DIRECTIONS:
From the entries below, extract every line that includes the word "背诵指定的课文和自己喜欢的段落".

STORED DATA:
***

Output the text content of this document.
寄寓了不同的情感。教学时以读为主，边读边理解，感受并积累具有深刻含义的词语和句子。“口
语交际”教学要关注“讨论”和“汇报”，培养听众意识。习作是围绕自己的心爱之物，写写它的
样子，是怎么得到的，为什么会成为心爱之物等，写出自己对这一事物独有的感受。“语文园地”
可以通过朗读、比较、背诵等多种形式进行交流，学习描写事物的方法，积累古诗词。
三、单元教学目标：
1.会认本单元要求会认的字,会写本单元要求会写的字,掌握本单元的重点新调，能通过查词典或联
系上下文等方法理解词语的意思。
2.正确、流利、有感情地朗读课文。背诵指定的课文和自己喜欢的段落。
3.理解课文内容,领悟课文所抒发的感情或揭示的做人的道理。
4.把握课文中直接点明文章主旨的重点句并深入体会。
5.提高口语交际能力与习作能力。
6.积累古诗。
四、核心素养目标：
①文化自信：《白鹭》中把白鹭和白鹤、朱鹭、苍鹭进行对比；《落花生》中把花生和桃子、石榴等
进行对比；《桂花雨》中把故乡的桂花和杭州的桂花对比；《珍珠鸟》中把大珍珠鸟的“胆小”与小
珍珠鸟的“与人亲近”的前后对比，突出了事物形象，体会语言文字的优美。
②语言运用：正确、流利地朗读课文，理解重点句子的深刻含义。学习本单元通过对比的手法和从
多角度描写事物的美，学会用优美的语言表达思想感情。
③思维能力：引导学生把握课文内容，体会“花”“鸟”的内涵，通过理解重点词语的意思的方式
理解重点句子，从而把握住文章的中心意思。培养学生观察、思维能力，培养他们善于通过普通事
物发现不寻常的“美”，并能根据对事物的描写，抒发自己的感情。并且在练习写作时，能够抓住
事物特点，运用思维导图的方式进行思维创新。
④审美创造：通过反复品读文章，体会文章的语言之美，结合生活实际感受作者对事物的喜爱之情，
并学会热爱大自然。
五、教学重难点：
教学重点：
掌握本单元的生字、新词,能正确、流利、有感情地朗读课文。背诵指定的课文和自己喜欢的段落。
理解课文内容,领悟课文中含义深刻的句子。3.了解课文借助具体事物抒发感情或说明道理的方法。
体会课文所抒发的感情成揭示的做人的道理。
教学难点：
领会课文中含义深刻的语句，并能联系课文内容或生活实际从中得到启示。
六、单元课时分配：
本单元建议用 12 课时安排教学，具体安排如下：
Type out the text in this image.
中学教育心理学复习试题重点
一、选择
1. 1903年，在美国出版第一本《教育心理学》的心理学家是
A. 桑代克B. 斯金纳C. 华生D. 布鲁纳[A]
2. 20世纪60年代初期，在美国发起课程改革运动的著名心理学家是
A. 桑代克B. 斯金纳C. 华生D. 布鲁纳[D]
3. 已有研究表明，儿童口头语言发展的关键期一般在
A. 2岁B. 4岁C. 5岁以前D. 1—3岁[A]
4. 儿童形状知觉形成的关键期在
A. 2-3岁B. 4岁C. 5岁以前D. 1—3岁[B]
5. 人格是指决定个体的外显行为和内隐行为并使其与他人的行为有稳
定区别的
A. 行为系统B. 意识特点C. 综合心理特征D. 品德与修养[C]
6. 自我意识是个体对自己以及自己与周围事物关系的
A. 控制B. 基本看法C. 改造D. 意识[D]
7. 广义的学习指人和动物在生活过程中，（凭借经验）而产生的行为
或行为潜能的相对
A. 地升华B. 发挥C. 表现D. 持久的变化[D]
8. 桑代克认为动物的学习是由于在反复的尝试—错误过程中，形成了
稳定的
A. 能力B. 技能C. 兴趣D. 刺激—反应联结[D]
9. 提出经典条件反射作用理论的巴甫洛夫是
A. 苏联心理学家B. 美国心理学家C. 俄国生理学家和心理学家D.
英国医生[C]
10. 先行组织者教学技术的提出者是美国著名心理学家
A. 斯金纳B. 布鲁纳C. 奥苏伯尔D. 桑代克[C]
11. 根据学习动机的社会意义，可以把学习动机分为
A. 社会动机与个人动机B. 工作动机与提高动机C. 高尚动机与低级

***

RESULT:
2.正确、流利、有感情地朗读课文。背诵指定的课文和自己喜欢的段落。
掌握本单元的生字、新词,能正确、流利、有感情地朗读课文。背诵指定的课文和自己喜欢的段落。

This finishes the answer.